Work required:
Search the material and gather each line with "обеспечение" in it.

■ ■ ■

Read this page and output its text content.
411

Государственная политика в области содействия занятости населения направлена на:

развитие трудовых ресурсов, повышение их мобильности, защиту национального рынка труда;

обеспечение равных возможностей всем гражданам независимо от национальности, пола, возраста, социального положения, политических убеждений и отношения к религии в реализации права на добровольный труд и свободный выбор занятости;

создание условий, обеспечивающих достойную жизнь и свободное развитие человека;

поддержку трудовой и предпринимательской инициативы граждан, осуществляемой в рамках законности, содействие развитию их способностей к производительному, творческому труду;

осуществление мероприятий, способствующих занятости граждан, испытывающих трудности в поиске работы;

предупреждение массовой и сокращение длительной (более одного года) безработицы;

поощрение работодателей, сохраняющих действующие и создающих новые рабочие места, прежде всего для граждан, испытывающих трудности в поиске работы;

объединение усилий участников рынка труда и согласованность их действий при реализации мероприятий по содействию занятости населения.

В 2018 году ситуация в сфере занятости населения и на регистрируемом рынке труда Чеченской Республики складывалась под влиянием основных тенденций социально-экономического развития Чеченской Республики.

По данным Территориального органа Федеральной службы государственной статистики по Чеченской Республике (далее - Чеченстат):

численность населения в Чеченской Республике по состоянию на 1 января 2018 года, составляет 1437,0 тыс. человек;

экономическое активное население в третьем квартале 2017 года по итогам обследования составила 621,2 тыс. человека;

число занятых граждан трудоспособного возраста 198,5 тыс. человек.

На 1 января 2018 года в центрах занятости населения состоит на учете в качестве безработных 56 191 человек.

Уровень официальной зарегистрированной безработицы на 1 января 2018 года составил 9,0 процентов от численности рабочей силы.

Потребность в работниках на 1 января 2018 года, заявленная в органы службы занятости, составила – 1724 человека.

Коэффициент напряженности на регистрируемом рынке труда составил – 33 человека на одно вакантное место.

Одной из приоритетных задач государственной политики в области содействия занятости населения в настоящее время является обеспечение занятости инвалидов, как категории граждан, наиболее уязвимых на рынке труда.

■ ■ ■

Result:
обеспечение равных возможностей всем гражданам независимо от национальности, пола, возраста, социального положения, политических убеждений и отношения к религии в реализации права на добровольный труд и свободный выбор занятости;
Одной из приоритетных задач государственной политики в области содействия занятости населения в настоящее время является обеспечение занятости инвалидов, как категории граждан, наиболее уязвимых на рынке труда.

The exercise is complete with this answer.